--- START ---
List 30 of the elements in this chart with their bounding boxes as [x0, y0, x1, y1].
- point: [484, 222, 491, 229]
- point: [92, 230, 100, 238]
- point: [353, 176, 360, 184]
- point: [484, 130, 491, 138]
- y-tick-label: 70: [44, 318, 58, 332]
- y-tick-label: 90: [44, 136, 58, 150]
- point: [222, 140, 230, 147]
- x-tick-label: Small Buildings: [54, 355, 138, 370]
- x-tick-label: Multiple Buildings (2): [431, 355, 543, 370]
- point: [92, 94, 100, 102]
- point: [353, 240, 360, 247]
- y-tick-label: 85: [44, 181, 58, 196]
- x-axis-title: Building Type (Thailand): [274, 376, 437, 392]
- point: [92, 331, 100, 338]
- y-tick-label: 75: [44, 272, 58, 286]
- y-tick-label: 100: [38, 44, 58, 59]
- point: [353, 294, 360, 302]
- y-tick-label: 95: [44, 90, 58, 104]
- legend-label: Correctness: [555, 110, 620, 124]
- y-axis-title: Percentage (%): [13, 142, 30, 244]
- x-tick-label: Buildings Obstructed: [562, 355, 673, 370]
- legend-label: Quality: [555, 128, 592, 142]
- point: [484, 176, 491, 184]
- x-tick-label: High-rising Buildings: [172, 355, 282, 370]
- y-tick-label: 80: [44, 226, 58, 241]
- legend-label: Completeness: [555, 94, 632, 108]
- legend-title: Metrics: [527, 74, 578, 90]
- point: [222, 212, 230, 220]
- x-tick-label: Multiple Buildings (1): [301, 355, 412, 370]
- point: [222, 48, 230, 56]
--- END ---
### TASK
Reproduce the rows from the first one through the line containing "- y-tick-label: 100: [38, 44, 58, 59]", substituting "Low-rise Buildings" for "Small Buildings" and leaving everything else unchanged.

### RESULT OF THE EXERCISE
List 30 of the elements in this chart with their bounding boxes as [x0, y0, x1, y1].
- point: [484, 222, 491, 229]
- point: [92, 230, 100, 238]
- point: [353, 176, 360, 184]
- point: [484, 130, 491, 138]
- y-tick-label: 70: [44, 318, 58, 332]
- y-tick-label: 90: [44, 136, 58, 150]
- point: [222, 140, 230, 147]
- x-tick-label: Low-rise Buildings: [54, 355, 138, 370]
- x-tick-label: Multiple Buildings (2): [431, 355, 543, 370]
- point: [92, 94, 100, 102]
- point: [353, 240, 360, 247]
- y-tick-label: 85: [44, 181, 58, 196]
- x-axis-title: Building Type (Thailand): [274, 376, 437, 392]
- point: [92, 331, 100, 338]
- y-tick-label: 75: [44, 272, 58, 286]
- y-tick-label: 100: [38, 44, 58, 59]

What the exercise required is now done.